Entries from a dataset
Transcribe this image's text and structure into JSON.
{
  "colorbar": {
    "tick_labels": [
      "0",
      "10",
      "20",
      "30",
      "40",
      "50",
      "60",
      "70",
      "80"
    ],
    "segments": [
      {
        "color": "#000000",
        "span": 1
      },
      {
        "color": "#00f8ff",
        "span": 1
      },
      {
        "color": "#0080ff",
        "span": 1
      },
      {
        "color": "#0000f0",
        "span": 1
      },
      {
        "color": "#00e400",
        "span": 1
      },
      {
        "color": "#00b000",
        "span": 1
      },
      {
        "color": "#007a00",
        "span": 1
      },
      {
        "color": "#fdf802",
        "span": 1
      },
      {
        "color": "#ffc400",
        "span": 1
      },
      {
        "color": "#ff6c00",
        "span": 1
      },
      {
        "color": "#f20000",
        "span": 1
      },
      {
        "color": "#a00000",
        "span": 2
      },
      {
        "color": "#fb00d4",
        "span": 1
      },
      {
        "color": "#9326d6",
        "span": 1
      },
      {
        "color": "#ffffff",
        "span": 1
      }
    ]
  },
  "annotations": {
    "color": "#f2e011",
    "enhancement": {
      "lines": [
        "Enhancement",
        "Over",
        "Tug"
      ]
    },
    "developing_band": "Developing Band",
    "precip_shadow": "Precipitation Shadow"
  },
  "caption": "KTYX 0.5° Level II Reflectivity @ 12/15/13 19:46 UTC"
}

● **WHAT YOU HAVE TO DO**
Retype the listing above in full, with no alterations.

● **WRITTEN ANSWER**
Transcribe this image's text and structure into JSON.
{
  "colorbar": {
    "tick_labels": [
      "0",
      "10",
      "20",
      "30",
      "40",
      "50",
      "60",
      "70",
      "80"
    ],
    "segments": [
      {
        "color": "#000000",
        "span": 1
      },
      {
        "color": "#00f8ff",
        "span": 1
      },
      {
        "color": "#0080ff",
        "span": 1
      },
      {
        "color": "#0000f0",
        "span": 1
      },
      {
        "color": "#00e400",
        "span": 1
      },
      {
        "color": "#00b000",
        "span": 1
      },
      {
        "color": "#007a00",
        "span": 1
      },
      {
        "color": "#fdf802",
        "span": 1
      },
      {
        "color": "#ffc400",
        "span": 1
      },
      {
        "color": "#ff6c00",
        "span": 1
      },
      {
        "color": "#f20000",
        "span": 1
      },
      {
        "color": "#a00000",
        "span": 2
      },
      {
        "color": "#fb00d4",
        "span": 1
      },
      {
        "color": "#9326d6",
        "span": 1
      },
      {
        "color": "#ffffff",
        "span": 1
      }
    ]
  },
  "annotations": {
    "color": "#f2e011",
    "enhancement": {
      "lines": [
        "Enhancement",
        "Over",
        "Tug"
      ]
    },
    "developing_band": "Developing Band",
    "precip_shadow": "Precipitation Shadow"
  },
  "caption": "KTYX 0.5° Level II Reflectivity @ 12/15/13 19:46 UTC"
}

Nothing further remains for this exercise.